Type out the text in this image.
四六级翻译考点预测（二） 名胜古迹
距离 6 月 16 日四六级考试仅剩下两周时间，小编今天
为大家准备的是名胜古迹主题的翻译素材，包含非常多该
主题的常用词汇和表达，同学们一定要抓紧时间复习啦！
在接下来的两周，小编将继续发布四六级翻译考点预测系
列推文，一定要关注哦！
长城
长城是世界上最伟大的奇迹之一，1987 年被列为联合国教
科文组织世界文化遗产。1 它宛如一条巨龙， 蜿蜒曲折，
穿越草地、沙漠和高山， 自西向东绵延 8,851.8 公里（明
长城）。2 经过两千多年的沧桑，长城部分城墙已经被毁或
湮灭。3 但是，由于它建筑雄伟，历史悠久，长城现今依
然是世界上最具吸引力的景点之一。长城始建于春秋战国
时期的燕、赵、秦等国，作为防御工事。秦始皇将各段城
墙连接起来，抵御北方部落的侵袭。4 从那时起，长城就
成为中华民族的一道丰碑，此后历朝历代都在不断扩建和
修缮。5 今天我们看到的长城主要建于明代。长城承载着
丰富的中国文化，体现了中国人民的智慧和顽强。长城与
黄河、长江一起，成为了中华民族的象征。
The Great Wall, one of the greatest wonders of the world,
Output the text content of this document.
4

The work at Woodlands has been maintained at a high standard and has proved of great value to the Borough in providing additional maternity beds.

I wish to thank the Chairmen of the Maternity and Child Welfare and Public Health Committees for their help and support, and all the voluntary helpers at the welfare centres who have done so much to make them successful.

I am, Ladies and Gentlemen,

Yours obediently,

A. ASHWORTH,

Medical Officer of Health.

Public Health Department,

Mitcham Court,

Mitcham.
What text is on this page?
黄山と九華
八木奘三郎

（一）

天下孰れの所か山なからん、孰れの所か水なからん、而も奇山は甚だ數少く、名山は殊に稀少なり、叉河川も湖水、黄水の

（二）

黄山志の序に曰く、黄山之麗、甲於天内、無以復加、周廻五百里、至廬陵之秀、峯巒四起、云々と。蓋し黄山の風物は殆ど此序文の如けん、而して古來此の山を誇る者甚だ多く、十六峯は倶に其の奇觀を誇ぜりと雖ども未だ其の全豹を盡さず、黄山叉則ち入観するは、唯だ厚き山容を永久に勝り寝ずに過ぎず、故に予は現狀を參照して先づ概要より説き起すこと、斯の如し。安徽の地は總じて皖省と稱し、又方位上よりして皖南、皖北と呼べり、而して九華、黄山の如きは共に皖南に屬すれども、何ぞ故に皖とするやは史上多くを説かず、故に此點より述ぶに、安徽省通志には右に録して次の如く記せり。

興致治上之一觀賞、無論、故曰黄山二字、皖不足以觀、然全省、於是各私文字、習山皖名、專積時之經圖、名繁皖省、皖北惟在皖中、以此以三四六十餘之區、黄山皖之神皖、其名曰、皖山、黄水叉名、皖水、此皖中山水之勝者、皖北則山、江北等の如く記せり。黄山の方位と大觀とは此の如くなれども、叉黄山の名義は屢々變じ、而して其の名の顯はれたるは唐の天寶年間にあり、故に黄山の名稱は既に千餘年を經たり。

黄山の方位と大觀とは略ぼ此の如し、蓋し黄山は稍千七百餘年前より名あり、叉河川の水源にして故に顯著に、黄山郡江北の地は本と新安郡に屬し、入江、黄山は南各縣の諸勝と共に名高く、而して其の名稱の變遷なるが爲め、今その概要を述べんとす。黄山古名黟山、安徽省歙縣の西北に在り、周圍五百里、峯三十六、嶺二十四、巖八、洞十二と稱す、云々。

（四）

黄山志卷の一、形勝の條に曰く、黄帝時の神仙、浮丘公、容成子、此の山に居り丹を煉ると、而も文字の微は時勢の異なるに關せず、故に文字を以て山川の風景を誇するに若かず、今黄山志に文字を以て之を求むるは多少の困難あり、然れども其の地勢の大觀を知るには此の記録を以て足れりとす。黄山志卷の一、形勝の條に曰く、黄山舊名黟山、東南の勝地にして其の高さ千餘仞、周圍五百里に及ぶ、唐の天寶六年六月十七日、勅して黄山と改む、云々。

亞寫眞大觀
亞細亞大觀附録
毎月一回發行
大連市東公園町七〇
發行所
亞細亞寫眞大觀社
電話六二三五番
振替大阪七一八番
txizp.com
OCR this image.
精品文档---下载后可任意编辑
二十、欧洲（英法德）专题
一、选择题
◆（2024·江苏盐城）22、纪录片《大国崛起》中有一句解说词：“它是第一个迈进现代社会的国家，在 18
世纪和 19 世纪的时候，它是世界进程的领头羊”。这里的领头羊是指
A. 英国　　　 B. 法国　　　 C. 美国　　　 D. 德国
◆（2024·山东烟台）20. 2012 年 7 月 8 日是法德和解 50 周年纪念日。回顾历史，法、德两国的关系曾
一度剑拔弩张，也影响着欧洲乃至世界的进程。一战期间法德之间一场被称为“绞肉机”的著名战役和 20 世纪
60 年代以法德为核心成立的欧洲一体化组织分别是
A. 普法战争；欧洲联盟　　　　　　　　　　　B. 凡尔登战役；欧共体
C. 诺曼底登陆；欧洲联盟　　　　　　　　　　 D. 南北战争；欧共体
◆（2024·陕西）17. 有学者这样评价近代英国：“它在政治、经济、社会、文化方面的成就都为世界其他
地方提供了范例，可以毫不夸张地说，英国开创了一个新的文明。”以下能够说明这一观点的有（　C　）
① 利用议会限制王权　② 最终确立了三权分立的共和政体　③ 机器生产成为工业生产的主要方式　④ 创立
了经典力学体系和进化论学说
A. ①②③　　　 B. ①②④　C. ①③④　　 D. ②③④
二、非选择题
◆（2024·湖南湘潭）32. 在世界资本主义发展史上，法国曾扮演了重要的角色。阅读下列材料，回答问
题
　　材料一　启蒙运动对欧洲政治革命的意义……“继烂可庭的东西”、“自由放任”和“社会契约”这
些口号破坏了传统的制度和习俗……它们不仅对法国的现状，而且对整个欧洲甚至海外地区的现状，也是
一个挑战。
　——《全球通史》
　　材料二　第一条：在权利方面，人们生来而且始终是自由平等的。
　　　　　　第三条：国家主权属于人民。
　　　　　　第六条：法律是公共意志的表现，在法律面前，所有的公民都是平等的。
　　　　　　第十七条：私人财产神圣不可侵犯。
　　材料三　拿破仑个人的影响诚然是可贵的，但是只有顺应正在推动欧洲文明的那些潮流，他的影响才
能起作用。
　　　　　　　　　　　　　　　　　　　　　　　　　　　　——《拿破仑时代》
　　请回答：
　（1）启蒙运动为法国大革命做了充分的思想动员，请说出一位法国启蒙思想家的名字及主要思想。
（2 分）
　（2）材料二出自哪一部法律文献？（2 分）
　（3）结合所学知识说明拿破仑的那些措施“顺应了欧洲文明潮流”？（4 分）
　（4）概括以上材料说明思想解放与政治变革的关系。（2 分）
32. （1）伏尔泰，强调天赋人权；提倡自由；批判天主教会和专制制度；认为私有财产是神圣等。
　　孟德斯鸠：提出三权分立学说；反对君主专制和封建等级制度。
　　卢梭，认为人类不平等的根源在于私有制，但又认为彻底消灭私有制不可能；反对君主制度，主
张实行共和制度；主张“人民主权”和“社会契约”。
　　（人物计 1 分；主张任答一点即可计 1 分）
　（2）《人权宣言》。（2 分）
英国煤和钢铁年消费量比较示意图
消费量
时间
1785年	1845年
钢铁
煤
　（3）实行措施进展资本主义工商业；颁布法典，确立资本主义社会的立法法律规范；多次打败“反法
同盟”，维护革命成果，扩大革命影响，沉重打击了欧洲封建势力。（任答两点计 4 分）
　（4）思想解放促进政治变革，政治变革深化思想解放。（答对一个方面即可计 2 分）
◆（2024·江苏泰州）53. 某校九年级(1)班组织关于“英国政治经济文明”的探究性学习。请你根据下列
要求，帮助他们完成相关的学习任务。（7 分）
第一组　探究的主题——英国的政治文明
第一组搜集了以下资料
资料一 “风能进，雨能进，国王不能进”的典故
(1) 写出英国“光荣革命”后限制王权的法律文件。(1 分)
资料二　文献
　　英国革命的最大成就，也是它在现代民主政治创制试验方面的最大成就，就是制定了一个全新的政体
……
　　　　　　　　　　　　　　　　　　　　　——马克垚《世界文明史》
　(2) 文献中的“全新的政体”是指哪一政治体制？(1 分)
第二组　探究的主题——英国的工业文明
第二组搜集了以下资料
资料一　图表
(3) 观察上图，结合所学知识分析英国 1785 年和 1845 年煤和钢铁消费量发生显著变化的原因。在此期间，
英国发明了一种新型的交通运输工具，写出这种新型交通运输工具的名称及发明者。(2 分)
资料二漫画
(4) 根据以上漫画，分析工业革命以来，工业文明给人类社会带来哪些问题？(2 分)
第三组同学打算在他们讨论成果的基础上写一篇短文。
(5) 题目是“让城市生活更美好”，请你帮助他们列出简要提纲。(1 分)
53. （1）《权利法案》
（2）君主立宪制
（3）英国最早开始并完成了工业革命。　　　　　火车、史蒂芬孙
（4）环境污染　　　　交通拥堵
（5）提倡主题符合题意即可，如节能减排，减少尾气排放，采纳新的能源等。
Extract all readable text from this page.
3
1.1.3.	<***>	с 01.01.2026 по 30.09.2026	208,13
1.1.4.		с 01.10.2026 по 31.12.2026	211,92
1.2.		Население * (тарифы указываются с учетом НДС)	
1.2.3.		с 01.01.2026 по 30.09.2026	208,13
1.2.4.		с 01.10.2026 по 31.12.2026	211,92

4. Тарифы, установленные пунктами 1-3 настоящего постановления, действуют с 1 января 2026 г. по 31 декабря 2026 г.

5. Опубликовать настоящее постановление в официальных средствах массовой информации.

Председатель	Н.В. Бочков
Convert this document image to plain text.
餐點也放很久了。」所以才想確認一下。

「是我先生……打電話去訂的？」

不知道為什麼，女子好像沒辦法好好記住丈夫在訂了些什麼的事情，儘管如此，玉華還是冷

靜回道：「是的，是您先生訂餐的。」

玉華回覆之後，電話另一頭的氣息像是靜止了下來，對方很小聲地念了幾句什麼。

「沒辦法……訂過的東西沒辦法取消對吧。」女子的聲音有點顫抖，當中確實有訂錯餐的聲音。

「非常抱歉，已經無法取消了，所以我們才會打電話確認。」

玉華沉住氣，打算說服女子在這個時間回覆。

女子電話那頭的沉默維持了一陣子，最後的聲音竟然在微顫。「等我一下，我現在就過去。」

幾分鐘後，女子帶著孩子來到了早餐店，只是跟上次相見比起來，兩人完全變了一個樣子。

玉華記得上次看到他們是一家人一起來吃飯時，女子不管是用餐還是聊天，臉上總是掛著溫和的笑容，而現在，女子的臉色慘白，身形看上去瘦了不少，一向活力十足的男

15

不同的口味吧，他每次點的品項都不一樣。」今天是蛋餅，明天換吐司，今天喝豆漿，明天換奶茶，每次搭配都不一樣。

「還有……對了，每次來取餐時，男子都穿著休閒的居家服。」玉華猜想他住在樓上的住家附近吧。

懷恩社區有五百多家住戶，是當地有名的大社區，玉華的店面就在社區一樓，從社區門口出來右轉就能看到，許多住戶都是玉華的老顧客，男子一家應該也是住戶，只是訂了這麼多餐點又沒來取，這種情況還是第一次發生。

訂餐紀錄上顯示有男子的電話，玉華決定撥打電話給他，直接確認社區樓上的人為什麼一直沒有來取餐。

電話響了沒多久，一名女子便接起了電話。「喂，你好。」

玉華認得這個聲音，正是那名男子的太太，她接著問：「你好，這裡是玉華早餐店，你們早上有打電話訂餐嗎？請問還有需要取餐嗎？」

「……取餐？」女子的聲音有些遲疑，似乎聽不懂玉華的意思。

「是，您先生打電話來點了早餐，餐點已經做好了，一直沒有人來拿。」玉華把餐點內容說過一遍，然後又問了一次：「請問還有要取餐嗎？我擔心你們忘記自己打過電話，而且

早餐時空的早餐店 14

*WRITTEN PROBLEM*
Please list every line of the records that contains "page".

*ANSWER TO THE PROBLEM*
What text is on this page?
Extract all readable text from this page.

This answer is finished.